+++ DATA SUPPLIED

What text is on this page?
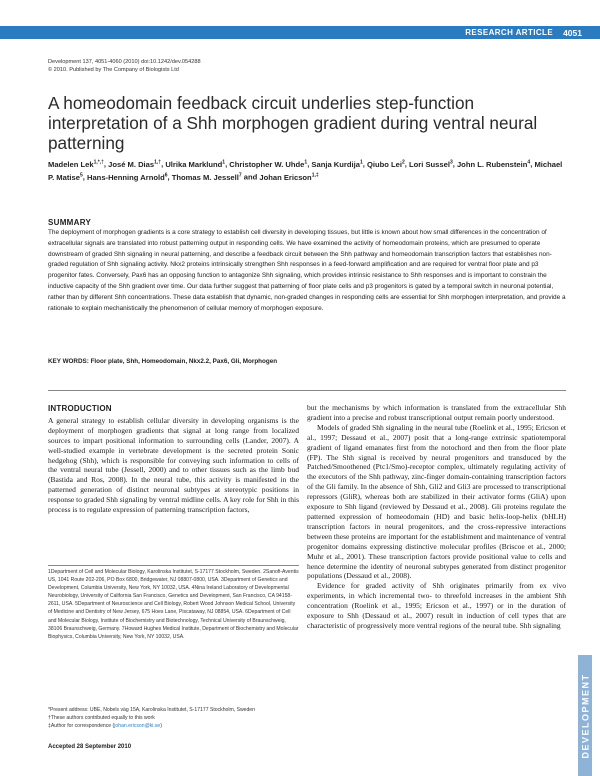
RESEARCH ARTICLE 4051
Development 137, 4051-4060 (2010) doi:10.1242/dev.054288
© 2010. Published by The Company of Biologists Ltd
A homeodomain feedback circuit underlies step-function interpretation of a Shh morphogen gradient during ventral neural patterning
Madelen Lek$^{1,*,\dagger}$, José M. Dias$^{1,\dagger}$, Ulrika Marklund$^1$, Christopher W. Uhde$^1$, Sanja Kurdija$^1$, Qiubo Lei$^2$, Lori Sussel$^3$, John L. Rubenstein$^4$, Michael P. Matise$^5$, Hans-Henning Arnold$^6$, Thomas M. Jessell$^7$ and Johan Ericson$^{1,\ddagger}$
SUMMARY
The deployment of morphogen gradients is a core strategy to establish cell diversity in developing tissues, but little is known about how small differences in the concentration of extracellular signals are translated into robust patterning output in responding cells. We have examined the activity of homeodomain proteins, which are presumed to operate downstream of graded Shh signaling in neural patterning, and describe a feedback circuit between the Shh pathway and homeodomain transcription factors that establishes non-graded regulation of Shh signaling activity. Nkx2 proteins intrinsically strengthen Shh responses in a feed-forward amplification and are required for ventral floor plate and p3 progenitor fates. Conversely, Pax6 has an opposing function to antagonize Shh signaling, which provides intrinsic resistance to Shh responses and is important to constrain the inductive capacity of the Shh gradient over time. Our data further suggest that patterning of floor plate cells and p3 progenitors is gated by a temporal switch in neuronal potential, rather than by different Shh concentrations. These data establish that dynamic, non-graded changes in responding cells are essential for Shh morphogen interpretation, and provide a rationale to explain mechanistically the phenomenon of cellular memory of morphogen exposure.
KEY WORDS: Floor plate, Shh, Homeodomain, Nkx2.2, Pax6, Gli, Morphogen
INTRODUCTION
A general strategy to establish cellular diversity in developing organisms is the deployment of morphogen gradients that signal at long range from localized sources to impart positional information to surrounding cells (Lander, 2007). A well-studied example in vertebrate development is the secreted protein Sonic hedgehog (Shh), which is responsible for conveying such information to cells of the ventral neural tube (Jessell, 2000) and to other tissues such as the limb bud (Bastida and Ros, 2008). In the neural tube, this activity is manifested in the patterned generation of distinct neuronal subtypes at stereotypic positions in response to graded Shh signaling by ventral midline cells. A key role for Shh in this process is to regulate expression of patterning transcription factors,
1Department of Cell and Molecular Biology, Karolinska Institutet, S-17177 Stockholm, Sweden. 2Sanofi-Aventis US, 1041 Route 202-206, PO Box 6800, Bridgewater, NJ 08807-0800, USA. 3Department of Genetics and Development, Columbia University, New York, NY 10032, USA. 4Nina Ireland Laboratory of Developmental Neurobiology, University of California San Francisco, Genetics and Development, San Francisco, CA 94158-2611, USA. 5Department of Neuroscience and Cell Biology, Robert Wood Johnson Medical School, University of Medicine and Dentistry of New Jersey, 675 Hoes Lane, Piscataway, NJ 08854, USA. 6Department of Cell and Molecular Biology, Institute of Biochemistry and Biotechnology, Technical University of Braunschweig, 38106 Braunschweig, Germany. 7Howard Hughes Medical Institute, Department of Biochemistry and Molecular Biophysics, Columbia University, New York, NY 10032, USA.

*Present address: UBE, Nobels väg 15A, Karolinska Institutet, S-17177 Stockholm, Sweden

†These authors contributed equally to this work

‡Author for correspondence (johan.ericson@ki.se)

Accepted 28 September 2010

but the mechanisms by which information is translated from the extracellular Shh gradient into a precise and robust transcriptional output remain poorly understood.

Models of graded Shh signaling in the neural tube (Roelink et al., 1995; Ericson et al., 1997; Dessaud et al., 2007) posit that a long-range extrinsic spatiotemporal gradient of ligand emanates first from the notochord and then from the floor plate (FP). The Shh signal is received by neural progenitors and transduced by the Patched/Smoothened (Ptc1/Smo)-receptor complex, ultimately regulating activity of the executors of the Shh pathway, zinc-finger domain-containing transcription factors of the Gli family. In the absence of Shh, Gli2 and Gli3 are processed to transcriptional repressors (GliR), whereas both are stabilized in their activator forms (GliA) upon exposure to Shh ligand (reviewed by Dessaud et al., 2008). Gli proteins regulate the patterned expression of homeodomain (HD) and basic helix-loop-helix (bHLH) transcription factors in neural progenitors, and the cross-repressive interactions between these proteins are important for the establishment and maintenance of ventral progenitor domains expressing distinctive molecular profiles (Briscoe et al., 2000; Muhr et al., 2001). These transcription factors provide positional value to cells and hence determine the identity of neuronal subtypes generated from distinct progenitor populations (Dessaud et al., 2008).

Evidence for graded activity of Shh originates primarily from ex vivo experiments, in which incremental two- to threefold increases in the ambient Shh concentration (Roelink et al., 1995; Ericson et al., 1997) or in the duration of exposure to Shh (Dessaud et al., 2007) result in induction of cell types that are characteristic of progressively more ventral regions of the neural tube. Shh signaling

DEVELOPMENT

++++++

ACTIVITY:
A verbatim copy of the entries, stripped of pictures, should be produced.

FINISHED EXERCISE:
What text is on this page?
RESEARCH ARTICLE 4051
Development 137, 4051-4060 (2010) doi:10.1242/dev.054288
© 2010. Published by The Company of Biologists Ltd
A homeodomain feedback circuit underlies step-function interpretation of a Shh morphogen gradient during ventral neural patterning
Madelen Lek$^{1,*,\dagger}$, José M. Dias$^{1,\dagger}$, Ulrika Marklund$^1$, Christopher W. Uhde$^1$, Sanja Kurdija$^1$, Qiubo Lei$^2$, Lori Sussel$^3$, John L. Rubenstein$^4$, Michael P. Matise$^5$, Hans-Henning Arnold$^6$, Thomas M. Jessell$^7$ and Johan Ericson$^{1,\ddagger}$
SUMMARY
The deployment of morphogen gradients is a core strategy to establish cell diversity in developing tissues, but little is known about how small differences in the concentration of extracellular signals are translated into robust patterning output in responding cells. We have examined the activity of homeodomain proteins, which are presumed to operate downstream of graded Shh signaling in neural patterning, and describe a feedback circuit between the Shh pathway and homeodomain transcription factors that establishes non-graded regulation of Shh signaling activity. Nkx2 proteins intrinsically strengthen Shh responses in a feed-forward amplification and are required for ventral floor plate and p3 progenitor fates. Conversely, Pax6 has an opposing function to antagonize Shh signaling, which provides intrinsic resistance to Shh responses and is important to constrain the inductive capacity of the Shh gradient over time. Our data further suggest that patterning of floor plate cells and p3 progenitors is gated by a temporal switch in neuronal potential, rather than by different Shh concentrations. These data establish that dynamic, non-graded changes in responding cells are essential for Shh morphogen interpretation, and provide a rationale to explain mechanistically the phenomenon of cellular memory of morphogen exposure.
KEY WORDS: Floor plate, Shh, Homeodomain, Nkx2.2, Pax6, Gli, Morphogen
INTRODUCTION
A general strategy to establish cellular diversity in developing organisms is the deployment of morphogen gradients that signal at long range from localized sources to impart positional information to surrounding cells (Lander, 2007). A well-studied example in vertebrate development is the secreted protein Sonic hedgehog (Shh), which is responsible for conveying such information to cells of the ventral neural tube (Jessell, 2000) and to other tissues such as the limb bud (Bastida and Ros, 2008). In the neural tube, this activity is manifested in the patterned generation of distinct neuronal subtypes at stereotypic positions in response to graded Shh signaling by ventral midline cells. A key role for Shh in this process is to regulate expression of patterning transcription factors,
1Department of Cell and Molecular Biology, Karolinska Institutet, S-17177 Stockholm, Sweden. 2Sanofi-Aventis US, 1041 Route 202-206, PO Box 6800, Bridgewater, NJ 08807-0800, USA. 3Department of Genetics and Development, Columbia University, New York, NY 10032, USA. 4Nina Ireland Laboratory of Developmental Neurobiology, University of California San Francisco, Genetics and Development, San Francisco, CA 94158-2611, USA. 5Department of Neuroscience and Cell Biology, Robert Wood Johnson Medical School, University of Medicine and Dentistry of New Jersey, 675 Hoes Lane, Piscataway, NJ 08854, USA. 6Department of Cell and Molecular Biology, Institute of Biochemistry and Biotechnology, Technical University of Braunschweig, 38106 Braunschweig, Germany. 7Howard Hughes Medical Institute, Department of Biochemistry and Molecular Biophysics, Columbia University, New York, NY 10032, USA.

*Present address: UBE, Nobels väg 15A, Karolinska Institutet, S-17177 Stockholm, Sweden

†These authors contributed equally to this work

‡Author for correspondence (johan.ericson@ki.se)

Accepted 28 September 2010

but the mechanisms by which information is translated from the extracellular Shh gradient into a precise and robust transcriptional output remain poorly understood.

Models of graded Shh signaling in the neural tube (Roelink et al., 1995; Ericson et al., 1997; Dessaud et al., 2007) posit that a long-range extrinsic spatiotemporal gradient of ligand emanates first from the notochord and then from the floor plate (FP). The Shh signal is received by neural progenitors and transduced by the Patched/Smoothened (Ptc1/Smo)-receptor complex, ultimately regulating activity of the executors of the Shh pathway, zinc-finger domain-containing transcription factors of the Gli family. In the absence of Shh, Gli2 and Gli3 are processed to transcriptional repressors (GliR), whereas both are stabilized in their activator forms (GliA) upon exposure to Shh ligand (reviewed by Dessaud et al., 2008). Gli proteins regulate the patterned expression of homeodomain (HD) and basic helix-loop-helix (bHLH) transcription factors in neural progenitors, and the cross-repressive interactions between these proteins are important for the establishment and maintenance of ventral progenitor domains expressing distinctive molecular profiles (Briscoe et al., 2000; Muhr et al., 2001). These transcription factors provide positional value to cells and hence determine the identity of neuronal subtypes generated from distinct progenitor populations (Dessaud et al., 2008).

Evidence for graded activity of Shh originates primarily from ex vivo experiments, in which incremental two- to threefold increases in the ambient Shh concentration (Roelink et al., 1995; Ericson et al., 1997) or in the duration of exposure to Shh (Dessaud et al., 2007) result in induction of cell types that are characteristic of progressively more ventral regions of the neural tube. Shh signaling

DEVELOPMENT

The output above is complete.